» **Goal of the exercise**
Write out the full set of records below exactly.
################
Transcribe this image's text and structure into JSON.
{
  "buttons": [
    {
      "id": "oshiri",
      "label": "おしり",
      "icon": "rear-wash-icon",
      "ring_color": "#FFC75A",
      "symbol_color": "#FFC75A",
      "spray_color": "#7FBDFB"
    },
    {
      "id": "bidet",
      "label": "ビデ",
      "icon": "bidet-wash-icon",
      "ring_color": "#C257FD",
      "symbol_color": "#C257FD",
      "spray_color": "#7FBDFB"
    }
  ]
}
################
» **Full solution**
Transcribe this image's text and structure into JSON.
{
  "buttons": [
    {
      "id": "oshiri",
      "label": "おしり",
      "icon": "rear-wash-icon",
      "ring_color": "#FFC75A",
      "symbol_color": "#FFC75A",
      "spray_color": "#7FBDFB"
    },
    {
      "id": "bidet",
      "label": "ビデ",
      "icon": "bidet-wash-icon",
      "ring_color": "#C257FD",
      "symbol_color": "#C257FD",
      "spray_color": "#7FBDFB"
    }
  ]
}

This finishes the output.